- [EXERCISE REQUIREMENTS] Take each line containing the word "Meadow" and copy it.

- [RECORD LIST]
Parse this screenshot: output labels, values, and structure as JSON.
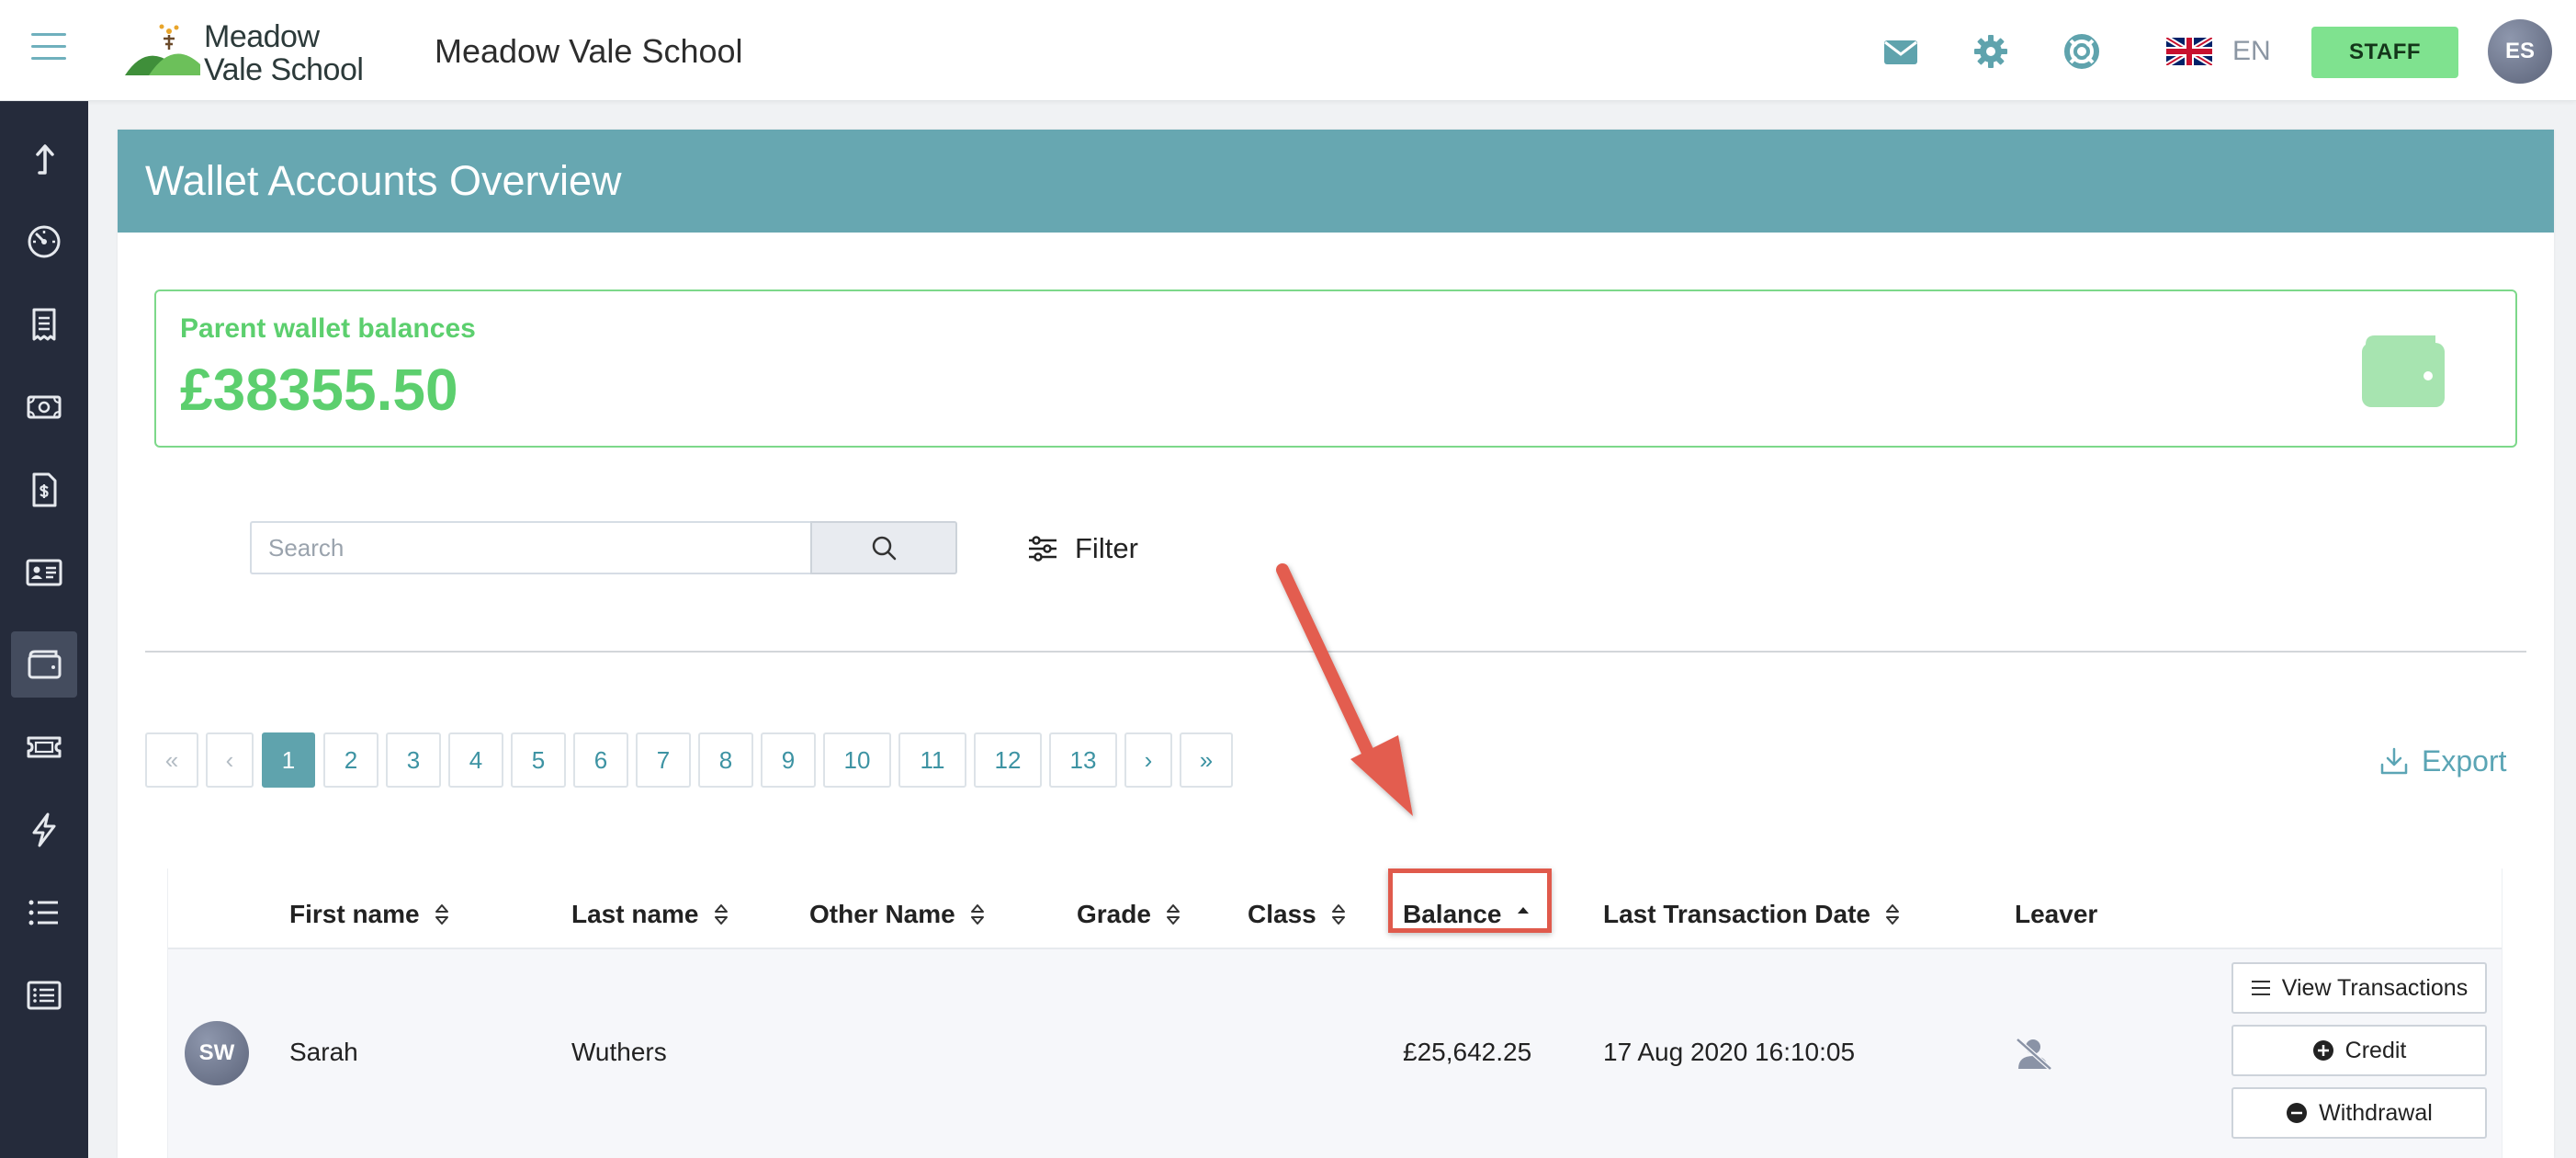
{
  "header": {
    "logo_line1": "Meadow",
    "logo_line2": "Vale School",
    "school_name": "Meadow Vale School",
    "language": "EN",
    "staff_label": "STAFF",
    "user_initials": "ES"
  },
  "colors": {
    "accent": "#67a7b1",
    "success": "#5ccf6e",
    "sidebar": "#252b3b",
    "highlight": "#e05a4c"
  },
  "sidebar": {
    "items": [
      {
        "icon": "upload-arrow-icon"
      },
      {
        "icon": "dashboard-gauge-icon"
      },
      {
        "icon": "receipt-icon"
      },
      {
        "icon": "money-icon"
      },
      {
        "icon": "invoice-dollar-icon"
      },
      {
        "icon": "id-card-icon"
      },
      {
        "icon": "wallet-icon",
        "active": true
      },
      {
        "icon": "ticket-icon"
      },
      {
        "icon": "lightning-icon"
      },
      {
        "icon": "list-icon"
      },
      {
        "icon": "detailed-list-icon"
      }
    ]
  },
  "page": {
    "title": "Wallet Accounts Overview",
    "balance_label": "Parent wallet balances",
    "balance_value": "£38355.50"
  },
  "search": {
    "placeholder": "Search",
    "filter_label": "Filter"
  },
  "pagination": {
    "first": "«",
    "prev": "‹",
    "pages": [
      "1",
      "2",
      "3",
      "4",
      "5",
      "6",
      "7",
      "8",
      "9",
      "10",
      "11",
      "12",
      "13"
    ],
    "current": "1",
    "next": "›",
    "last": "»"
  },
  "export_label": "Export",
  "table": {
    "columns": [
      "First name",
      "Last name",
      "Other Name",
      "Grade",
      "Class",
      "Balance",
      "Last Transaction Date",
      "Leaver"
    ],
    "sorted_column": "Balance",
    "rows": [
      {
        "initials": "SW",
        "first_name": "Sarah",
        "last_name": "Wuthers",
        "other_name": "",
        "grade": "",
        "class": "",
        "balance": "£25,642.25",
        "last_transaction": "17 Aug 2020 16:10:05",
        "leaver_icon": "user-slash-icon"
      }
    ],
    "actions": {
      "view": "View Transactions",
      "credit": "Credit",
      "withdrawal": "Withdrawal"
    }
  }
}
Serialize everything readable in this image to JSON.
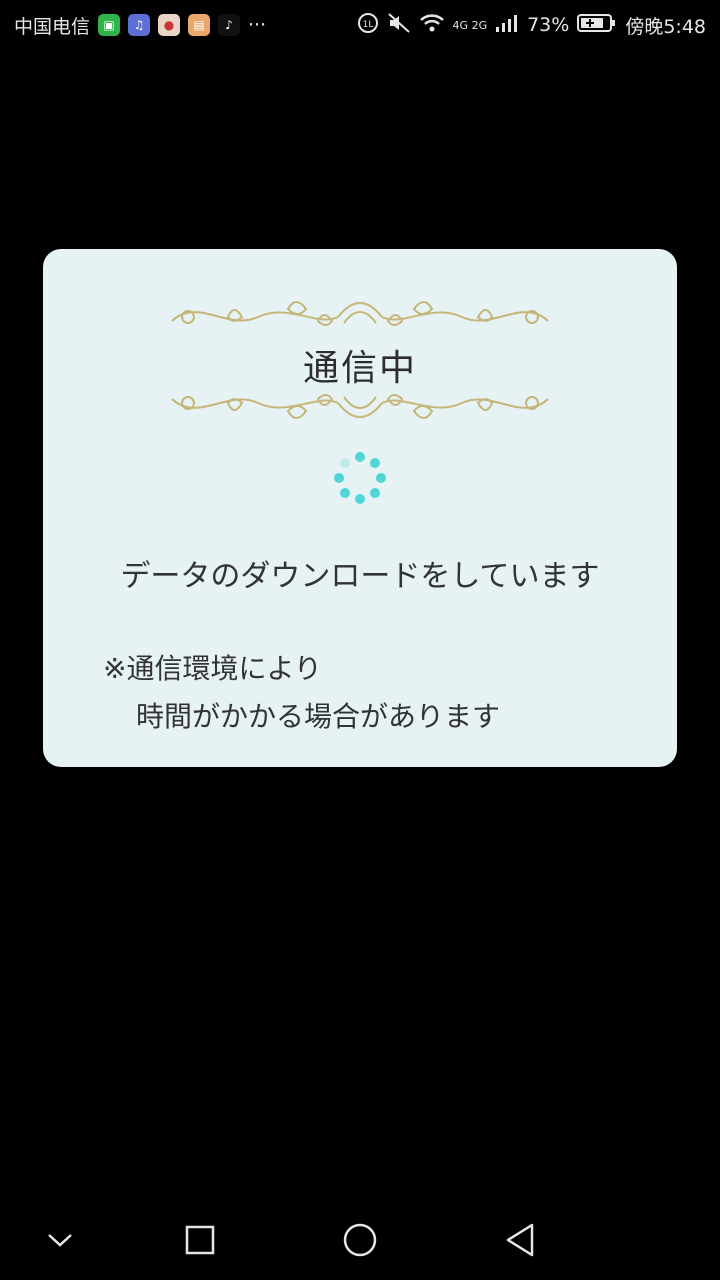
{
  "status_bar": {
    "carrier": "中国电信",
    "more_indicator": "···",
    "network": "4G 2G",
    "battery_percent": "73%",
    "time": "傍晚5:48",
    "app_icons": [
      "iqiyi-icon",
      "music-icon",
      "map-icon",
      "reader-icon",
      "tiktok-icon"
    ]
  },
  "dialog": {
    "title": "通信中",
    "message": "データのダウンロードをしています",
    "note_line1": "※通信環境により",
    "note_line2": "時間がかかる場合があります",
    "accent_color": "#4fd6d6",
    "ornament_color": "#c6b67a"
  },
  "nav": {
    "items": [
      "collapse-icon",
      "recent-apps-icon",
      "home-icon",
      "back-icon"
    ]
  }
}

- [ANSWER BELOW]
    "logo_line1": "Meadow",
    "school_name": "Meadow Vale School",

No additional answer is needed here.